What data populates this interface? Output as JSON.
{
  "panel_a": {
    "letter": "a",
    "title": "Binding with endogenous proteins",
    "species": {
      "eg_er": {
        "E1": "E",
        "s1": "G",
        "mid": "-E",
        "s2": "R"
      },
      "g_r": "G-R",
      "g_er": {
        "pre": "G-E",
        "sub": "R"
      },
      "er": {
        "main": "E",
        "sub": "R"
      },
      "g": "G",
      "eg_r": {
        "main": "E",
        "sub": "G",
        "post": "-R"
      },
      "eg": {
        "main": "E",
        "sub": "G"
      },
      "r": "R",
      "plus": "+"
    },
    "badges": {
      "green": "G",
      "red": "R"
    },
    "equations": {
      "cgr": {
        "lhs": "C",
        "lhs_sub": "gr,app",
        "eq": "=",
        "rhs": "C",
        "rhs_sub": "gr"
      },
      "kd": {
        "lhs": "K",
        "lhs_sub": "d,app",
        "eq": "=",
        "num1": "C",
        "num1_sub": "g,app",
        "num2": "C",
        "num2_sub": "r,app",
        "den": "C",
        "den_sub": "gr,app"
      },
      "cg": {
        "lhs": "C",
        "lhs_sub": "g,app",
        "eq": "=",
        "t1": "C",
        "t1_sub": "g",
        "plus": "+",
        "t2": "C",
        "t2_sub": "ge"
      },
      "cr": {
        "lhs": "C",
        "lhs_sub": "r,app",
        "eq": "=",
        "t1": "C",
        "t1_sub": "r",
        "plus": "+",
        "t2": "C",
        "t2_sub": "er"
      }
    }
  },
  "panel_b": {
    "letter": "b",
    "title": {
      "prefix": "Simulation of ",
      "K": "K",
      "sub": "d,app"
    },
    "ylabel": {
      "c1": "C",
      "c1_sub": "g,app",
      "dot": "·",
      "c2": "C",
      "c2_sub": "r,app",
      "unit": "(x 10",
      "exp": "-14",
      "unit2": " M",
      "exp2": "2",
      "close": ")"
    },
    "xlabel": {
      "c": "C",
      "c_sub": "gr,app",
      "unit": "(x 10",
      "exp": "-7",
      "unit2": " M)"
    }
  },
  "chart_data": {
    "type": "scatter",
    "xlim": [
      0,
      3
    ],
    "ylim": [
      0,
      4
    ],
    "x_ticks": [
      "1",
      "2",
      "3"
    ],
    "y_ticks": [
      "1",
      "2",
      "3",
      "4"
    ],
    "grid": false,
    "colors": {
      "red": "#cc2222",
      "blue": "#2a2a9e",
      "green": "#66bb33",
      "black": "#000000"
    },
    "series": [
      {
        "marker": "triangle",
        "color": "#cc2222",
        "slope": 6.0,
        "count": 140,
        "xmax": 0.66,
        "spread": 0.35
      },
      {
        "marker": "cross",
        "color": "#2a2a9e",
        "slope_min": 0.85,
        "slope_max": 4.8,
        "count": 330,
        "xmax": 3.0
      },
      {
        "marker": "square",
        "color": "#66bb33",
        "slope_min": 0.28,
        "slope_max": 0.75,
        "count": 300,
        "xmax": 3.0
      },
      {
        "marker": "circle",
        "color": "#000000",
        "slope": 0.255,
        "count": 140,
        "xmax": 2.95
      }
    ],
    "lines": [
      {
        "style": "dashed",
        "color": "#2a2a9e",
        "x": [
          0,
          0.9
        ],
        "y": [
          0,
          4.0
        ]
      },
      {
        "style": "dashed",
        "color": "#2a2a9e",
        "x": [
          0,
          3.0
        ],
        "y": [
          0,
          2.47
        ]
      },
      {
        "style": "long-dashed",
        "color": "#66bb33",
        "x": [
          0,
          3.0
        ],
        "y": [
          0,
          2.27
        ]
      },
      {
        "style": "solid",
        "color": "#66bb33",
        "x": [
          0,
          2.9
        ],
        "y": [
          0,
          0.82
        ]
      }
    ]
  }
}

> **Your assignment**
Would you set down all of the entries again, word for word?

> **Answer space**
What data populates this interface? Output as JSON.
{
  "panel_a": {
    "letter": "a",
    "title": "Binding with endogenous proteins",
    "species": {
      "eg_er": {
        "E1": "E",
        "s1": "G",
        "mid": "-E",
        "s2": "R"
      },
      "g_r": "G-R",
      "g_er": {
        "pre": "G-E",
        "sub": "R"
      },
      "er": {
        "main": "E",
        "sub": "R"
      },
      "g": "G",
      "eg_r": {
        "main": "E",
        "sub": "G",
        "post": "-R"
      },
      "eg": {
        "main": "E",
        "sub": "G"
      },
      "r": "R",
      "plus": "+"
    },
    "badges": {
      "green": "G",
      "red": "R"
    },
    "equations": {
      "cgr": {
        "lhs": "C",
        "lhs_sub": "gr,app",
        "eq": "=",
        "rhs": "C",
        "rhs_sub": "gr"
      },
      "kd": {
        "lhs": "K",
        "lhs_sub": "d,app",
        "eq": "=",
        "num1": "C",
        "num1_sub": "g,app",
        "num2": "C",
        "num2_sub": "r,app",
        "den": "C",
        "den_sub": "gr,app"
      },
      "cg": {
        "lhs": "C",
        "lhs_sub": "g,app",
        "eq": "=",
        "t1": "C",
        "t1_sub": "g",
        "plus": "+",
        "t2": "C",
        "t2_sub": "ge"
      },
      "cr": {
        "lhs": "C",
        "lhs_sub": "r,app",
        "eq": "=",
        "t1": "C",
        "t1_sub": "r",
        "plus": "+",
        "t2": "C",
        "t2_sub": "er"
      }
    }
  },
  "panel_b": {
    "letter": "b",
    "title": {
      "prefix": "Simulation of ",
      "K": "K",
      "sub": "d,app"
    },
    "ylabel": {
      "c1": "C",
      "c1_sub": "g,app",
      "dot": "·",
      "c2": "C",
      "c2_sub": "r,app",
      "unit": "(x 10",
      "exp": "-14",
      "unit2": " M",
      "exp2": "2",
      "close": ")"
    },
    "xlabel": {
      "c": "C",
      "c_sub": "gr,app",
      "unit": "(x 10",
      "exp": "-7",
      "unit2": " M)"
    }
  },
  "chart_data": {
    "type": "scatter",
    "xlim": [
      0,
      3
    ],
    "ylim": [
      0,
      4
    ],
    "x_ticks": [
      "1",
      "2",
      "3"
    ],
    "y_ticks": [
      "1",
      "2",
      "3",
      "4"
    ],
    "grid": false,
    "colors": {
      "red": "#cc2222",
      "blue": "#2a2a9e",
      "green": "#66bb33",
      "black": "#000000"
    },
    "series": [
      {
        "marker": "triangle",
        "color": "#cc2222",
        "slope": 6.0,
        "count": 140,
        "xmax": 0.66,
        "spread": 0.35
      },
      {
        "marker": "cross",
        "color": "#2a2a9e",
        "slope_min": 0.85,
        "slope_max": 4.8,
        "count": 330,
        "xmax": 3.0
      },
      {
        "marker": "square",
        "color": "#66bb33",
        "slope_min": 0.28,
        "slope_max": 0.75,
        "count": 300,
        "xmax": 3.0
      },
      {
        "marker": "circle",
        "color": "#000000",
        "slope": 0.255,
        "count": 140,
        "xmax": 2.95
      }
    ],
    "lines": [
      {
        "style": "dashed",
        "color": "#2a2a9e",
        "x": [
          0,
          0.9
        ],
        "y": [
          0,
          4.0
        ]
      },
      {
        "style": "dashed",
        "color": "#2a2a9e",
        "x": [
          0,
          3.0
        ],
        "y": [
          0,
          2.47
        ]
      },
      {
        "style": "long-dashed",
        "color": "#66bb33",
        "x": [
          0,
          3.0
        ],
        "y": [
          0,
          2.27
        ]
      },
      {
        "style": "solid",
        "color": "#66bb33",
        "x": [
          0,
          2.9
        ],
        "y": [
          0,
          0.82
        ]
      }
    ]
  }
}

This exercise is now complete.